[BEGIN Records supplied]
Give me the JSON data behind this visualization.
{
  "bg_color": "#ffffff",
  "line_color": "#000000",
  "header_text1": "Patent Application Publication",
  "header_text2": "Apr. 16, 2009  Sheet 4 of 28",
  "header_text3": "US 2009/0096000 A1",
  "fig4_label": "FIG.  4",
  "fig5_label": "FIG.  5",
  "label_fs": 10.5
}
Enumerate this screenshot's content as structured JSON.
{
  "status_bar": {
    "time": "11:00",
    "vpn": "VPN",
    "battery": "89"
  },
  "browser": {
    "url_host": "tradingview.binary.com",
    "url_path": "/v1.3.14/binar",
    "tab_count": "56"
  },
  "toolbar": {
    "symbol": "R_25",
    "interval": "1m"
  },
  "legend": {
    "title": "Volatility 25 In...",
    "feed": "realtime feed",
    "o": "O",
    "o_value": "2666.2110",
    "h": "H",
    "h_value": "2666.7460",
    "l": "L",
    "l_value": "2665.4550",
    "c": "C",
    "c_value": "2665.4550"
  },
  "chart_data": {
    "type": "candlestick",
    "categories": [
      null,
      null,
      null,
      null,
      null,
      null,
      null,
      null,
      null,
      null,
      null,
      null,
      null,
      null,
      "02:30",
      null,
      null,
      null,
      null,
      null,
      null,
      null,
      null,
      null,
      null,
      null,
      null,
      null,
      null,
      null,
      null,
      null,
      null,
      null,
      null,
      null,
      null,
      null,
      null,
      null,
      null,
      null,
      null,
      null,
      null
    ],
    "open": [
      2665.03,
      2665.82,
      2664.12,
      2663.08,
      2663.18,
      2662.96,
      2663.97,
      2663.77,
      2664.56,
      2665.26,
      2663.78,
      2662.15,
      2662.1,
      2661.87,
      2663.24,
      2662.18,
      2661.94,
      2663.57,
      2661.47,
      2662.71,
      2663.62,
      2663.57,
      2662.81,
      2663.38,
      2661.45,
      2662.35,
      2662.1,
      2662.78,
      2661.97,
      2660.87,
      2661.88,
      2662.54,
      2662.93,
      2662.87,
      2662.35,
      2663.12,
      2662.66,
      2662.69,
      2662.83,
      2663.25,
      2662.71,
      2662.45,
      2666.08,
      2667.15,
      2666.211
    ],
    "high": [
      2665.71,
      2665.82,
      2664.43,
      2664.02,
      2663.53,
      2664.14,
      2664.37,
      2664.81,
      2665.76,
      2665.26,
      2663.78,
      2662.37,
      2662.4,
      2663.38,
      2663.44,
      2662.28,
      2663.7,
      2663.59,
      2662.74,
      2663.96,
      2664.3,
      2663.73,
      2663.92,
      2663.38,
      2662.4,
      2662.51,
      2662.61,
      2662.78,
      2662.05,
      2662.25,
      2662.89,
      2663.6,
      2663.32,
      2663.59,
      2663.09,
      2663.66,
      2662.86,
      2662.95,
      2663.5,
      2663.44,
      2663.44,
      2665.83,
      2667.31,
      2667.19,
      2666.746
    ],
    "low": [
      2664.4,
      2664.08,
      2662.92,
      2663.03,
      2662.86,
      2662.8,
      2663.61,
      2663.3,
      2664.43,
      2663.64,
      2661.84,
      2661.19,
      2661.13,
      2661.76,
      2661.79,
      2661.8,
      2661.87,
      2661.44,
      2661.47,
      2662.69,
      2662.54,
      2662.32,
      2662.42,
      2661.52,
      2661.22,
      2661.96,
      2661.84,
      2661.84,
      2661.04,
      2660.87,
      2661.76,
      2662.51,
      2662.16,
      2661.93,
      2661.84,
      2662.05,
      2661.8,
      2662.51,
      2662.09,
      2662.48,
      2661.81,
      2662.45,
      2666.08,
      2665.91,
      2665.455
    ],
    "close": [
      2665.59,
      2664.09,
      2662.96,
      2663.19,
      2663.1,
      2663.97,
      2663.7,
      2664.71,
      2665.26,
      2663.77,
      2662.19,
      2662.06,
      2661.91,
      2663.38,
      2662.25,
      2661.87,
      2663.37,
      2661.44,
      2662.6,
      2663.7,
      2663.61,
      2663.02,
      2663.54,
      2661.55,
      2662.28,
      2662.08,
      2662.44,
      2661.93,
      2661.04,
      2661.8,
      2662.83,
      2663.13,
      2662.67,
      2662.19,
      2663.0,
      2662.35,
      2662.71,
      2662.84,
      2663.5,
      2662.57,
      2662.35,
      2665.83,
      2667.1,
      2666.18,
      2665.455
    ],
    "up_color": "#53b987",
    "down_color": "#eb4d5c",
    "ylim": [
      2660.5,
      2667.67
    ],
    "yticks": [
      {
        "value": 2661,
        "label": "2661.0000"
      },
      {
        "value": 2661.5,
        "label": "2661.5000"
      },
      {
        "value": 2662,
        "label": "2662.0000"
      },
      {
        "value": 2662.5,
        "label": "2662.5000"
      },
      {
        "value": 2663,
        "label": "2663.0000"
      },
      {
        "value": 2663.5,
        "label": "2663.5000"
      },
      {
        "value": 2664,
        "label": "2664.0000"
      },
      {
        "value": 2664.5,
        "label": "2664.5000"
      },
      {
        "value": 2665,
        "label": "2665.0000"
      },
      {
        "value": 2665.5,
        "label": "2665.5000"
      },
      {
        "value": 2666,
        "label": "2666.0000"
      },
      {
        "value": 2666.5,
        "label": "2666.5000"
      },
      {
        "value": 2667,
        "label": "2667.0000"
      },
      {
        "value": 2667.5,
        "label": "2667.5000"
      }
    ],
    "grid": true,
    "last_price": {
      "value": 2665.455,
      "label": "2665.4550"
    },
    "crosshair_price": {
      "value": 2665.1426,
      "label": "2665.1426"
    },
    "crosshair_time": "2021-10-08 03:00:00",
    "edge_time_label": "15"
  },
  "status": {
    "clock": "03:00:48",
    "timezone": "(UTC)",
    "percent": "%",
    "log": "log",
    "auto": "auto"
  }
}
[END Records supplied]
§ Given instruction
Using the listing above, retype each line exactly.

§ Task solution
Give me the JSON data behind this visualization.
{
  "bg_color": "#ffffff",
  "line_color": "#000000",
  "header_text1": "Patent Application Publication",
  "header_text2": "Apr. 16, 2009  Sheet 4 of 28",
  "header_text3": "US 2009/0096000 A1",
  "fig4_label": "FIG.  4",
  "fig5_label": "FIG.  5",
  "label_fs": 10.5
}
Enumerate this screenshot's content as structured JSON.
{
  "status_bar": {
    "time": "11:00",
    "vpn": "VPN",
    "battery": "89"
  },
  "browser": {
    "url_host": "tradingview.binary.com",
    "url_path": "/v1.3.14/binar",
    "tab_count": "56"
  },
  "toolbar": {
    "symbol": "R_25",
    "interval": "1m"
  },
  "legend": {
    "title": "Volatility 25 In...",
    "feed": "realtime feed",
    "o": "O",
    "o_value": "2666.2110",
    "h": "H",
    "h_value": "2666.7460",
    "l": "L",
    "l_value": "2665.4550",
    "c": "C",
    "c_value": "2665.4550"
  },
  "chart_data": {
    "type": "candlestick",
    "categories": [
      null,
      null,
      null,
      null,
      null,
      null,
      null,
      null,
      null,
      null,
      null,
      null,
      null,
      null,
      "02:30",
      null,
      null,
      null,
      null,
      null,
      null,
      null,
      null,
      null,
      null,
      null,
      null,
      null,
      null,
      null,
      null,
      null,
      null,
      null,
      null,
      null,
      null,
      null,
      null,
      null,
      null,
      null,
      null,
      null,
      null
    ],
    "open": [
      2665.03,
      2665.82,
      2664.12,
      2663.08,
      2663.18,
      2662.96,
      2663.97,
      2663.77,
      2664.56,
      2665.26,
      2663.78,
      2662.15,
      2662.1,
      2661.87,
      2663.24,
      2662.18,
      2661.94,
      2663.57,
      2661.47,
      2662.71,
      2663.62,
      2663.57,
      2662.81,
      2663.38,
      2661.45,
      2662.35,
      2662.1,
      2662.78,
      2661.97,
      2660.87,
      2661.88,
      2662.54,
      2662.93,
      2662.87,
      2662.35,
      2663.12,
      2662.66,
      2662.69,
      2662.83,
      2663.25,
      2662.71,
      2662.45,
      2666.08,
      2667.15,
      2666.211
    ],
    "high": [
      2665.71,
      2665.82,
      2664.43,
      2664.02,
      2663.53,
      2664.14,
      2664.37,
      2664.81,
      2665.76,
      2665.26,
      2663.78,
      2662.37,
      2662.4,
      2663.38,
      2663.44,
      2662.28,
      2663.7,
      2663.59,
      2662.74,
      2663.96,
      2664.3,
      2663.73,
      2663.92,
      2663.38,
      2662.4,
      2662.51,
      2662.61,
      2662.78,
      2662.05,
      2662.25,
      2662.89,
      2663.6,
      2663.32,
      2663.59,
      2663.09,
      2663.66,
      2662.86,
      2662.95,
      2663.5,
      2663.44,
      2663.44,
      2665.83,
      2667.31,
      2667.19,
      2666.746
    ],
    "low": [
      2664.4,
      2664.08,
      2662.92,
      2663.03,
      2662.86,
      2662.8,
      2663.61,
      2663.3,
      2664.43,
      2663.64,
      2661.84,
      2661.19,
      2661.13,
      2661.76,
      2661.79,
      2661.8,
      2661.87,
      2661.44,
      2661.47,
      2662.69,
      2662.54,
      2662.32,
      2662.42,
      2661.52,
      2661.22,
      2661.96,
      2661.84,
      2661.84,
      2661.04,
      2660.87,
      2661.76,
      2662.51,
      2662.16,
      2661.93,
      2661.84,
      2662.05,
      2661.8,
      2662.51,
      2662.09,
      2662.48,
      2661.81,
      2662.45,
      2666.08,
      2665.91,
      2665.455
    ],
    "close": [
      2665.59,
      2664.09,
      2662.96,
      2663.19,
      2663.1,
      2663.97,
      2663.7,
      2664.71,
      2665.26,
      2663.77,
      2662.19,
      2662.06,
      2661.91,
      2663.38,
      2662.25,
      2661.87,
      2663.37,
      2661.44,
      2662.6,
      2663.7,
      2663.61,
      2663.02,
      2663.54,
      2661.55,
      2662.28,
      2662.08,
      2662.44,
      2661.93,
      2661.04,
      2661.8,
      2662.83,
      2663.13,
      2662.67,
      2662.19,
      2663.0,
      2662.35,
      2662.71,
      2662.84,
      2663.5,
      2662.57,
      2662.35,
      2665.83,
      2667.1,
      2666.18,
      2665.455
    ],
    "up_color": "#53b987",
    "down_color": "#eb4d5c",
    "ylim": [
      2660.5,
      2667.67
    ],
    "yticks": [
      {
        "value": 2661,
        "label": "2661.0000"
      },
      {
        "value": 2661.5,
        "label": "2661.5000"
      },
      {
        "value": 2662,
        "label": "2662.0000"
      },
      {
        "value": 2662.5,
        "label": "2662.5000"
      },
      {
        "value": 2663,
        "label": "2663.0000"
      },
      {
        "value": 2663.5,
        "label": "2663.5000"
      },
      {
        "value": 2664,
        "label": "2664.0000"
      },
      {
        "value": 2664.5,
        "label": "2664.5000"
      },
      {
        "value": 2665,
        "label": "2665.0000"
      },
      {
        "value": 2665.5,
        "label": "2665.5000"
      },
      {
        "value": 2666,
        "label": "2666.0000"
      },
      {
        "value": 2666.5,
        "label": "2666.5000"
      },
      {
        "value": 2667,
        "label": "2667.0000"
      },
      {
        "value": 2667.5,
        "label": "2667.5000"
      }
    ],
    "grid": true,
    "last_price": {
      "value": 2665.455,
      "label": "2665.4550"
    },
    "crosshair_price": {
      "value": 2665.1426,
      "label": "2665.1426"
    },
    "crosshair_time": "2021-10-08 03:00:00",
    "edge_time_label": "15"
  },
  "status": {
    "clock": "03:00:48",
    "timezone": "(UTC)",
    "percent": "%",
    "log": "log",
    "auto": "auto"
  }
}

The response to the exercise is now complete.